### DIRECTIVE
Copy verbatim the rows starting with the one containing "x-tick-label: 90 — [362, 103, 373, 113]" and continuing through the one containing "y-tick-label: 500 — [218, 690, 234, 700]", including both, and nothing else.

*-*-*

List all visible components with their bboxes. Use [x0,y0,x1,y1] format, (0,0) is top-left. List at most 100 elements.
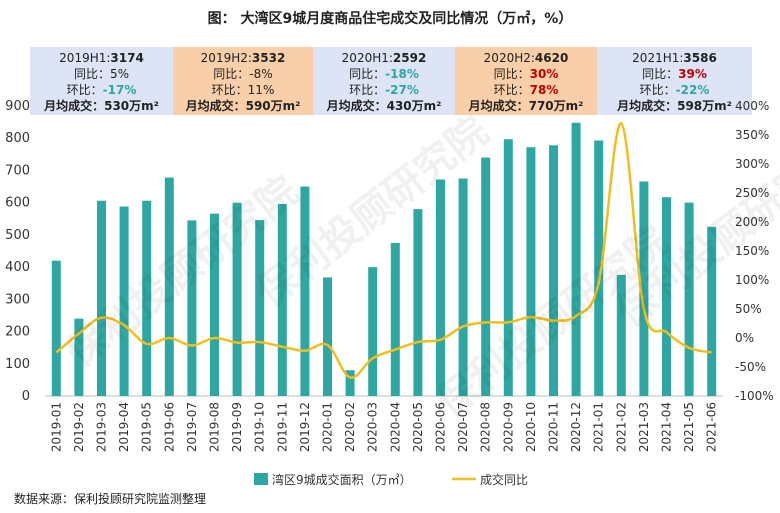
x-tick-label: 2020-03 [366,402,380,452]
y-right-tick-label: -50% [735,360,766,374]
y-right-tick-label: 300% [735,157,769,171]
x-tick-label: 2019-06 [162,402,176,452]
yoy-label: 同比： [349,67,386,81]
avg-value: 590万m² [245,99,301,113]
x-tick-label: 2019-04 [117,402,131,452]
x-tick-label: 2019-02 [72,402,86,452]
period-total: 3532 [251,51,286,65]
bar [255,220,265,396]
x-tick-label: 2021-03 [637,402,651,452]
summary-box-3: 2020H2:4620 同比：30% 环比：78% 月均成交：770万m² [455,47,597,115]
x-tick-label: 2020-12 [569,402,583,452]
x-tick-label: 2020-09 [501,402,515,452]
bar [277,203,287,396]
chart-title: 图： 大湾区9城月度商品住宅成交及同比情况（万㎡，%） [207,11,573,27]
bar [481,157,491,396]
avg-value: 598万m² [677,99,732,113]
bar [458,178,468,396]
period-label: 2019H1: [59,51,111,65]
mom-label: 环比： [639,83,676,97]
bar [707,226,717,396]
x-tick-label: 2020-05 [411,402,425,452]
yoy-label: 同比： [73,67,110,81]
avg-label: 月均成交： [44,99,105,113]
legend-bar-label: 湾区9城成交面积（万㎡） [272,472,412,487]
bar [345,370,355,396]
x-tick-label: 2020-02 [343,402,357,452]
bar [368,267,378,396]
y-left-tick-label: 500 [5,228,30,243]
summary-box-0: 2019H1:3174 同比：5% 环比：-17% 月均成交：530万m² [30,47,173,115]
bar [97,200,106,396]
y-right-tick-label: -100% [735,389,774,403]
mom-value: 78% [529,83,559,97]
x-tick-label: 2021-02 [614,402,628,452]
x-tick-label: 2019-07 [185,402,199,452]
y-right-tick-label: 400% [735,99,769,113]
x-tick-label: 2019-03 [95,402,109,452]
yoy-label: 同比： [213,67,250,81]
mom-label: 环比： [493,83,530,97]
mom-value: -22% [675,83,710,97]
summary-box-1: 2019H2:3532 同比：-8% 环比：11% 月均成交：590万m² [173,47,313,115]
avg-value: 430万m² [386,99,442,113]
mom-value: 11% [247,83,275,97]
mom-value: -17% [102,83,137,97]
x-tick-label: 2019-09 [230,402,244,452]
period-label: 2019H2: [200,51,252,65]
x-tick-label: 2020-07 [456,402,470,452]
yoy-value: -8% [249,67,273,81]
x-tick-label: 2021-04 [660,402,674,452]
x-tick-label: 2019-01 [49,402,63,452]
period-total: 2592 [392,51,427,65]
bar [526,147,536,396]
y-left-tick-label: 400 [5,260,30,275]
yoy-value: 30% [529,67,559,81]
period-total: 4620 [534,51,569,65]
bar [187,220,197,396]
y-left-tick-label: 300 [5,292,30,307]
mom-value: -27% [385,83,419,97]
bar [413,209,423,396]
avg-label: 月均成交： [326,99,387,113]
x-tick-label: 2020-08 [479,402,493,452]
yoy-line [55,122,712,379]
x-tick-label: 2019-05 [140,402,154,452]
bar [684,202,694,396]
avg-value: 770万m² [528,99,584,113]
bar [210,213,219,396]
x-tick-label: 2019-10 [253,402,267,452]
y-right-tick-label: 250% [735,186,769,200]
x-tick-label: 2020-10 [524,402,538,452]
period-total: 3586 [683,51,717,65]
bar [639,181,649,396]
bar [594,140,604,396]
mom-label: 环比： [66,83,103,97]
avg-label: 月均成交： [617,99,678,113]
summary-box-4: 2021H1:3586 同比：39% 环比：-22% 月均成交：598万m² [597,47,752,115]
y-left-tick-label: 900 [5,99,30,114]
y-right-tick-label: 350% [735,128,769,142]
bar [323,277,332,396]
x-tick-label: 2021-06 [705,402,719,452]
bar [616,274,626,396]
x-tick-label: 2021-05 [682,402,696,452]
y-left-tick-label: 800 [5,131,30,146]
period-total: 3174 [110,51,144,65]
bar [503,139,513,396]
y-left-tick-label: 700 [5,163,30,178]
bar [232,202,242,396]
bar [142,200,152,396]
x-tick-label: 2019-08 [208,402,222,452]
bar [436,179,445,396]
period-label: 2020H1: [341,51,393,65]
y-right-tick-label: 200% [735,215,769,229]
x-tick-label: 2020-11 [547,402,561,452]
y-left-tick-label: 600 [5,196,30,211]
bar [390,242,400,396]
period-label: 2020H2: [483,51,535,65]
y-left-tick-label: 200 [5,325,30,340]
legend-bar-swatch [254,473,268,485]
x-tick-label: 2020-01 [321,402,335,452]
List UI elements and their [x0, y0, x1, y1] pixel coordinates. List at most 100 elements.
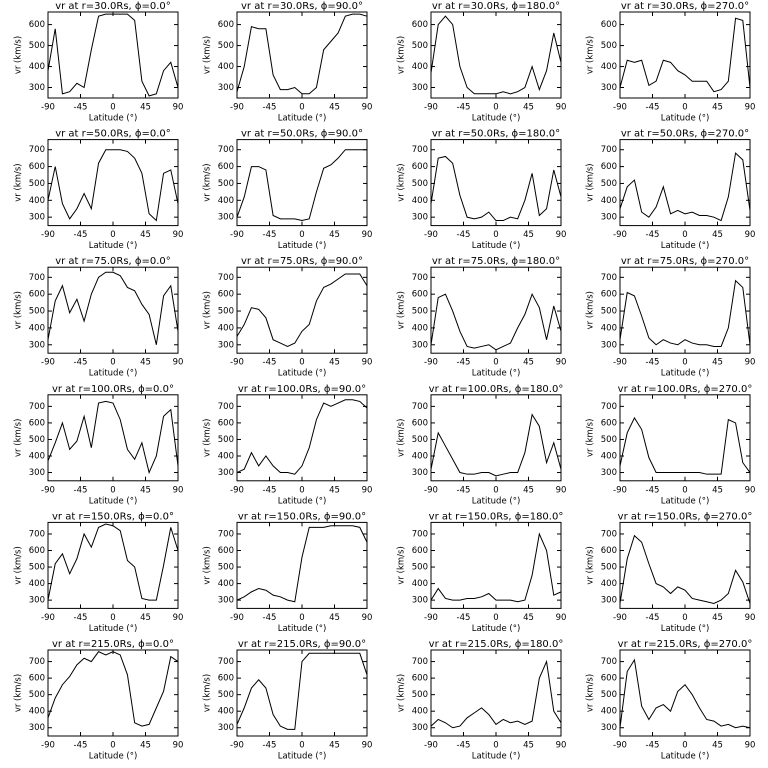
x-tick-label: 90 — [362, 103, 373, 113]
x-tick-label: -45 — [646, 613, 660, 623]
panel-title: vr at r=215.0Rs, ϕ=180.0° — [429, 639, 564, 650]
panel-title: vr at r=215.0Rs, ϕ=0.0° — [52, 639, 174, 650]
x-axis-label: Latitude (°) — [278, 624, 327, 634]
plot-frame — [619, 139, 751, 227]
y-tick-label: 600 — [218, 546, 234, 556]
data-line — [430, 532, 562, 603]
data-line — [430, 413, 562, 477]
plot-frame — [236, 394, 368, 482]
x-tick-label: 90 — [173, 230, 184, 240]
plot-frame — [236, 11, 368, 99]
data-line — [619, 17, 751, 93]
y-tick-label: 500 — [218, 690, 234, 700]
x-tick-label: -90 — [613, 741, 627, 751]
x-tick-label: 45 — [329, 230, 340, 240]
panel-title: vr at r=75.0Rs, ϕ=0.0° — [55, 256, 171, 267]
x-axis-label: Latitude (°) — [472, 114, 521, 124]
y-tick-label: 300 — [218, 723, 234, 733]
x-tick-label: 45 — [712, 485, 723, 495]
plot-frame — [430, 266, 562, 354]
y-tick-label: 500 — [29, 435, 45, 445]
y-tick-label: 500 — [29, 41, 45, 51]
x-tick-label: -90 — [41, 485, 55, 495]
x-axis-label: Latitude (°) — [472, 752, 521, 762]
y-tick-label: 500 — [412, 179, 428, 189]
x-tick-label: 0 — [110, 358, 115, 368]
x-tick-label: -45 — [74, 358, 88, 368]
data-line — [47, 400, 179, 475]
y-axis-label: vr (km/s) — [586, 546, 596, 584]
x-tick-label: -90 — [613, 613, 627, 623]
y-tick-label: 500 — [601, 435, 617, 445]
y-tick-label: 600 — [29, 290, 45, 300]
x-tick-label: 90 — [362, 485, 373, 495]
y-tick-label: 400 — [218, 707, 234, 717]
y-tick-label: 300 — [601, 468, 617, 478]
x-tick-label: 90 — [745, 103, 756, 113]
x-tick-label: -45 — [74, 103, 88, 113]
y-tick-label: 300 — [29, 340, 45, 350]
x-tick-label: 45 — [712, 103, 723, 113]
y-tick-label: 600 — [218, 418, 234, 428]
x-tick-label: -45 — [457, 485, 471, 495]
y-tick-label: 500 — [601, 179, 617, 189]
y-tick-label: 600 — [218, 162, 234, 172]
x-tick-label: -90 — [41, 613, 55, 623]
x-tick-label: -45 — [263, 485, 277, 495]
y-tick-label: 600 — [218, 674, 234, 684]
data-line — [619, 534, 751, 604]
panel-title: vr at r=30.0Rs, ϕ=0.0° — [55, 1, 171, 12]
x-tick-label: 0 — [110, 613, 115, 623]
panel-title: vr at r=30.0Rs, ϕ=180.0° — [432, 1, 560, 12]
y-tick-label: 600 — [218, 20, 234, 30]
plot-frame — [619, 266, 751, 354]
x-axis-label: Latitude (°) — [472, 241, 521, 251]
x-tick-label: 0 — [110, 485, 115, 495]
x-tick-label: 0 — [493, 613, 498, 623]
y-tick-label: 400 — [29, 579, 45, 589]
x-tick-label: 90 — [556, 103, 567, 113]
x-tick-label: 45 — [329, 103, 340, 113]
y-axis-label: vr (km/s) — [14, 36, 24, 74]
y-axis-label: vr (km/s) — [586, 163, 596, 201]
y-tick-label: 300 — [412, 596, 428, 606]
plot-frame — [430, 649, 562, 737]
y-axis-label: vr (km/s) — [14, 674, 24, 712]
y-axis-label: vr (km/s) — [397, 291, 407, 329]
y-tick-label: 300 — [601, 83, 617, 93]
y-tick-label: 300 — [218, 468, 234, 478]
y-tick-label: 700 — [218, 145, 234, 155]
y-tick-label: 400 — [601, 62, 617, 72]
x-tick-label: -90 — [41, 358, 55, 368]
panel-title: vr at r=150.0Rs, ϕ=270.0° — [618, 511, 753, 522]
y-tick-label: 300 — [601, 596, 617, 606]
y-tick-label: 300 — [412, 83, 428, 93]
y-tick-label: 300 — [218, 596, 234, 606]
x-axis-label: Latitude (°) — [278, 241, 327, 251]
x-tick-label: 90 — [745, 741, 756, 751]
x-tick-label: 45 — [523, 613, 534, 623]
plot-frame — [47, 649, 179, 737]
x-axis-label: Latitude (°) — [278, 114, 327, 124]
y-tick-label: 700 — [218, 657, 234, 667]
y-tick-label: 700 — [412, 402, 428, 412]
x-axis-label: Latitude (°) — [278, 752, 327, 762]
x-tick-label: 0 — [299, 103, 304, 113]
y-tick-label: 300 — [601, 340, 617, 350]
x-axis-label: Latitude (°) — [661, 369, 710, 379]
x-tick-label: 45 — [140, 358, 151, 368]
y-tick-label: 500 — [29, 563, 45, 573]
x-axis-label: Latitude (°) — [89, 752, 138, 762]
y-tick-label: 600 — [601, 290, 617, 300]
panel-title: vr at r=215.0Rs, ϕ=90.0° — [238, 639, 366, 650]
y-tick-label: 400 — [412, 451, 428, 461]
data-line — [236, 273, 368, 348]
y-tick-label: 700 — [29, 402, 45, 412]
x-tick-label: 45 — [140, 230, 151, 240]
plot-frame — [47, 521, 179, 609]
x-tick-label: 90 — [173, 741, 184, 751]
x-tick-label: -90 — [613, 103, 627, 113]
x-tick-label: 0 — [682, 613, 687, 623]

*-*-*

### OUTPUT OF THE TASK
x-tick-label: 90 — [362, 103, 373, 113]
x-tick-label: -45 — [646, 613, 660, 623]
panel-title: vr at r=215.0Rs, ϕ=180.0° — [429, 639, 564, 650]
panel-title: vr at r=215.0Rs, ϕ=0.0° — [52, 639, 174, 650]
x-axis-label: Latitude (°) — [278, 624, 327, 634]
plot-frame — [619, 139, 751, 227]
y-tick-label: 600 — [218, 546, 234, 556]
data-line — [430, 532, 562, 603]
data-line — [430, 413, 562, 477]
plot-frame — [236, 394, 368, 482]
x-tick-label: 90 — [173, 230, 184, 240]
plot-frame — [236, 11, 368, 99]
data-line — [619, 17, 751, 93]
y-tick-label: 500 — [218, 690, 234, 700]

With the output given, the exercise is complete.